● **Task prompt**:
Set down the full listing exactly as given. Any pictures are to be left out.

● **Dataset records**:
□ □ □ □
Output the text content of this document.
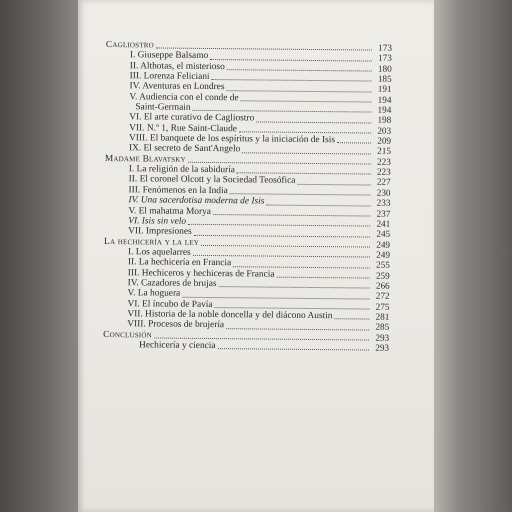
Cagliostro	173
I. Giuseppe Balsamo	173
II. Althotas, el misterioso	180
III. Lorenza Feliciani	185
IV. Aventuras en Londres	191
V. Audiencia con el conde de	194
Saint-Germain	194
VI. El arte curativo de Cagliostro	198
VII. N.º 1, Rue Saint-Claude	203
VIII. El banquete de los espíritus y la iniciación de Isis	209
IX. El secreto de Sant'Angelo	215
Madame Blavatsky	223
I. La religión de la sabiduría	223
II. El coronel Olcott y la Sociedad Teosófica	227
III. Fenómenos en la India	230
IV. Una sacerdotisa moderna de Isis	233
V. El mahatma Morya	237
VI. Isis sin velo	241
VII. Impresiones	245
La hechicería y la ley	249
I. Los aquelarres	249
II. La hechicería en Francia	255
III. Hechiceros y hechiceras de Francia	259
IV. Cazadores de brujas	266
V. La hoguera	272
VI. El íncubo de Pavía	275
VII. Historia de la noble doncella y del diácono Austin	281
VIII. Procesos de brujería	285
Conclusión	293
Hechicería y ciencia	293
□ □ □ □
● **The response**:
Output the text content of this document.
Cagliostro	173
I. Giuseppe Balsamo	173
II. Althotas, el misterioso	180
III. Lorenza Feliciani	185
IV. Aventuras en Londres	191
V. Audiencia con el conde de	194
Saint-Germain	194
VI. El arte curativo de Cagliostro	198
VII. N.º 1, Rue Saint-Claude	203
VIII. El banquete de los espíritus y la iniciación de Isis	209
IX. El secreto de Sant'Angelo	215
Madame Blavatsky	223
I. La religión de la sabiduría	223
II. El coronel Olcott y la Sociedad Teosófica	227
III. Fenómenos en la India	230
IV. Una sacerdotisa moderna de Isis	233
V. El mahatma Morya	237
VI. Isis sin velo	241
VII. Impresiones	245
La hechicería y la ley	249
I. Los aquelarres	249
II. La hechicería en Francia	255
III. Hechiceros y hechiceras de Francia	259
IV. Cazadores de brujas	266
V. La hoguera	272
VI. El íncubo de Pavía	275
VII. Historia de la noble doncella y del diácono Austin	281
VIII. Procesos de brujería	285
Conclusión	293
Hechicería y ciencia	293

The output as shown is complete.